** start of Record list **

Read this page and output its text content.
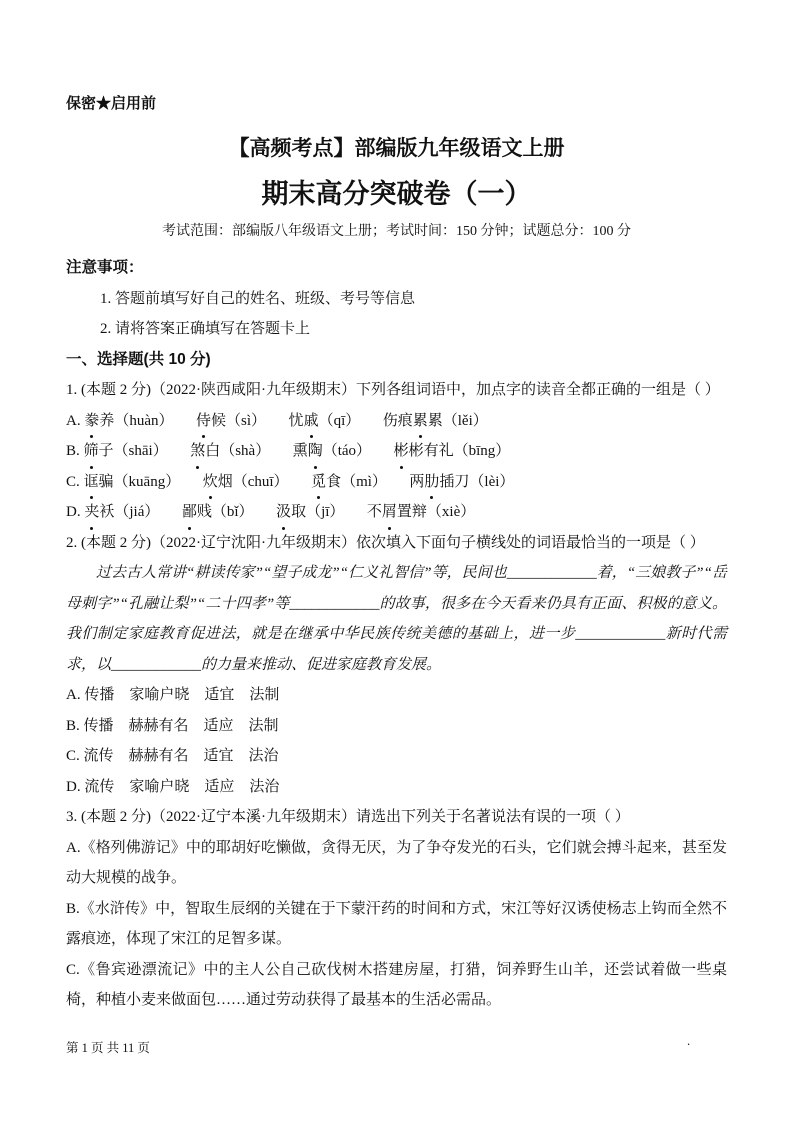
保密★启用前
【高频考点】部编版九年级语文上册
期末高分突破卷（一）
考试范围：部编版八年级语文上册；考试时间：150 分钟；试题总分：100 分
注意事项：
1. 答题前填写好自己的姓名、班级、考号等信息
2. 请将答案正确填写在答题卡上
一、选择题(共 10 分)
1. (本题 2 分)（2022·陕西咸阳·九年级期末）下列各组词语中，加点字的读音全都正确的一组是（ ）
A. 豢养（huàn）　　侍候（sì）　　忧戚（qī）　　伤痕累累（lěi）
B. 筛子（shāi）　　煞白（shà）　　熏陶（táo）　　彬彬有礼（bīng）
C. 诓骗（kuāng）　　炊烟（chuī）　　觅食（mì）　　两肋插刀（lèi）
D. 夹袄（jiá）　　鄙贱（bǐ）　　汲取（jī）　　不屑置辩（xiè）
2. (本题 2 分)（2022·辽宁沈阳·九年级期末）依次填入下面句子横线处的词语最恰当的一项是（ ）
过去古人常讲“耕读传家”“望子成龙”“仁义礼智信”等，民间也____________着，“三娘教子”“岳母刺字”“孔融让梨”“二十四孝”等____________的故事，很多在今天看来仍具有正面、积极的意义。我们制定家庭教育促进法，就是在继承中华民族传统美德的基础上，进一步____________新时代需求，以____________的力量来推动、促进家庭教育发展。
A. 传播　家喻户晓　适宜　法制
B. 传播　赫赫有名　适应　法制
C. 流传　赫赫有名　适宜　法治
D. 流传　家喻户晓　适应　法治
3. (本题 2 分)（2022·辽宁本溪·九年级期末）请选出下列关于名著说法有误的一项（ ）
A.《格列佛游记》中的耶胡好吃懒做，贪得无厌，为了争夺发光的石头，它们就会搏斗起来，甚至发动大规模的战争。
B.《水浒传》中，智取生辰纲的关键在于下蒙汗药的时间和方式，宋江等好汉诱使杨志上钩而全然不露痕迹，体现了宋江的足智多谋。
C.《鲁宾逊漂流记》中的主人公自己砍伐树木搭建房屋，打猎，饲养野生山羊，还尝试着做一些桌椅，种植小麦来做面包……通过劳动获得了最基本的生活必需品。
第 1 页 共 11 页	.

** end of Record list **

• [Aim of the exercise]:
Copy each line of the entries that includes the word "九年级期末".

• [Exercise response]:
1. (本题 2 分)（2022·陕西咸阳·九年级期末）下列各组词语中，加点字的读音全都正确的一组是（ ）
2. (本题 2 分)（2022·辽宁沈阳·九年级期末）依次填入下面句子横线处的词语最恰当的一项是（ ）
3. (本题 2 分)（2022·辽宁本溪·九年级期末）请选出下列关于名著说法有误的一项（ ）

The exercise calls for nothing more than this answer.